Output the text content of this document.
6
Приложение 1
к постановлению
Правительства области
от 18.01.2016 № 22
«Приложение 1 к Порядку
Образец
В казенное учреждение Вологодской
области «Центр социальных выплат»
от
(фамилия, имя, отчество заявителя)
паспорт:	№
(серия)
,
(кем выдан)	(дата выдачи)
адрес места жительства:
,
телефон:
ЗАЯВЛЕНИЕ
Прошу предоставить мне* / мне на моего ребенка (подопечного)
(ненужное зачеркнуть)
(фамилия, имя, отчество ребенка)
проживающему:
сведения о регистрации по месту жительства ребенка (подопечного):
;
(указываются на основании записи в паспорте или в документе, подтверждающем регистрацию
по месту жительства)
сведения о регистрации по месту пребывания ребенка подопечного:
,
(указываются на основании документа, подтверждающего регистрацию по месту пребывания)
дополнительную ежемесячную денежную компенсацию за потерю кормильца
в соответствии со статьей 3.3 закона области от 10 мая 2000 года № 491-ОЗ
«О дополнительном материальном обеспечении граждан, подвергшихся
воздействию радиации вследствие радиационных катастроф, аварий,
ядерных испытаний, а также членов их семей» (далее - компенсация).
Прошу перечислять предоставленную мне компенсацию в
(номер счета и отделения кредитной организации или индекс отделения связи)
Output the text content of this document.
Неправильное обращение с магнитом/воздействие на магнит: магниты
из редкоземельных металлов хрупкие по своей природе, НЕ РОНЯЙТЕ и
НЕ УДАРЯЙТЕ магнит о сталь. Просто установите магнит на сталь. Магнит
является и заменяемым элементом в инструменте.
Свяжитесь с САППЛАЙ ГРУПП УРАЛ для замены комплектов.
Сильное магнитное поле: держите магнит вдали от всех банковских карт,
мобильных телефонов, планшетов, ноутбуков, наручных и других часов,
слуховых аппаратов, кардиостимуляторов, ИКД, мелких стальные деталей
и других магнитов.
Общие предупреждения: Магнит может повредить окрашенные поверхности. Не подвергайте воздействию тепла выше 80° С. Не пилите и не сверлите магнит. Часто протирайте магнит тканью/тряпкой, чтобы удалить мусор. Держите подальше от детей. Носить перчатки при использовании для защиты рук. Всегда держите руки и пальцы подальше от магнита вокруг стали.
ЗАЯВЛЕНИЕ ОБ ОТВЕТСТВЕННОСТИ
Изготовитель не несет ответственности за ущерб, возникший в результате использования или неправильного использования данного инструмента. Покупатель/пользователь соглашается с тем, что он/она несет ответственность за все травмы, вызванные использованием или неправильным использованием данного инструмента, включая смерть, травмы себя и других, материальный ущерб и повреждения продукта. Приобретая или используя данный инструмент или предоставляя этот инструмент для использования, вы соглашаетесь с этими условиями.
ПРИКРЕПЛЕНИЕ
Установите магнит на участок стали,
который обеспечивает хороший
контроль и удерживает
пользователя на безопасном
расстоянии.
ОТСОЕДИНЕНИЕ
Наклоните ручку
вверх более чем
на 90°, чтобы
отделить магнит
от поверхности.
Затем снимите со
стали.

◆ **What is needed**: Reproduce every record above exactly as it appears.

◆ **Solution to this task**:
Output the text content of this document.
6
Приложение 1
к постановлению
Правительства области
от 18.01.2016 № 22
«Приложение 1 к Порядку
Образец
В казенное учреждение Вологодской
области «Центр социальных выплат»
от
(фамилия, имя, отчество заявителя)
паспорт:	№
(серия)
,
(кем выдан)	(дата выдачи)
адрес места жительства:
,
телефон:
ЗАЯВЛЕНИЕ
Прошу предоставить мне* / мне на моего ребенка (подопечного)
(ненужное зачеркнуть)
(фамилия, имя, отчество ребенка)
проживающему:
сведения о регистрации по месту жительства ребенка (подопечного):
;
(указываются на основании записи в паспорте или в документе, подтверждающем регистрацию
по месту жительства)
сведения о регистрации по месту пребывания ребенка подопечного:
,
(указываются на основании документа, подтверждающего регистрацию по месту пребывания)
дополнительную ежемесячную денежную компенсацию за потерю кормильца
в соответствии со статьей 3.3 закона области от 10 мая 2000 года № 491-ОЗ
«О дополнительном материальном обеспечении граждан, подвергшихся
воздействию радиации вследствие радиационных катастроф, аварий,
ядерных испытаний, а также членов их семей» (далее - компенсация).
Прошу перечислять предоставленную мне компенсацию в
(номер счета и отделения кредитной организации или индекс отделения связи)
Output the text content of this document.
Неправильное обращение с магнитом/воздействие на магнит: магниты
из редкоземельных металлов хрупкие по своей природе, НЕ РОНЯЙТЕ и
НЕ УДАРЯЙТЕ магнит о сталь. Просто установите магнит на сталь. Магнит
является и заменяемым элементом в инструменте.
Свяжитесь с САППЛАЙ ГРУПП УРАЛ для замены комплектов.
Сильное магнитное поле: держите магнит вдали от всех банковских карт,
мобильных телефонов, планшетов, ноутбуков, наручных и других часов,
слуховых аппаратов, кардиостимуляторов, ИКД, мелких стальные деталей
и других магнитов.
Общие предупреждения: Магнит может повредить окрашенные поверхности. Не подвергайте воздействию тепла выше 80° С. Не пилите и не сверлите магнит. Часто протирайте магнит тканью/тряпкой, чтобы удалить мусор. Держите подальше от детей. Носить перчатки при использовании для защиты рук. Всегда держите руки и пальцы подальше от магнита вокруг стали.
ЗАЯВЛЕНИЕ ОБ ОТВЕТСТВЕННОСТИ
Изготовитель не несет ответственности за ущерб, возникший в результате использования или неправильного использования данного инструмента. Покупатель/пользователь соглашается с тем, что он/она несет ответственность за все травмы, вызванные использованием или неправильным использованием данного инструмента, включая смерть, травмы себя и других, материальный ущерб и повреждения продукта. Приобретая или используя данный инструмент или предоставляя этот инструмент для использования, вы соглашаетесь с этими условиями.
ПРИКРЕПЛЕНИЕ
Установите магнит на участок стали,
который обеспечивает хороший
контроль и удерживает
пользователя на безопасном
расстоянии.
ОТСОЕДИНЕНИЕ
Наклоните ручку
вверх более чем
на 90°, чтобы
отделить магнит
от поверхности.
Затем снимите со
стали.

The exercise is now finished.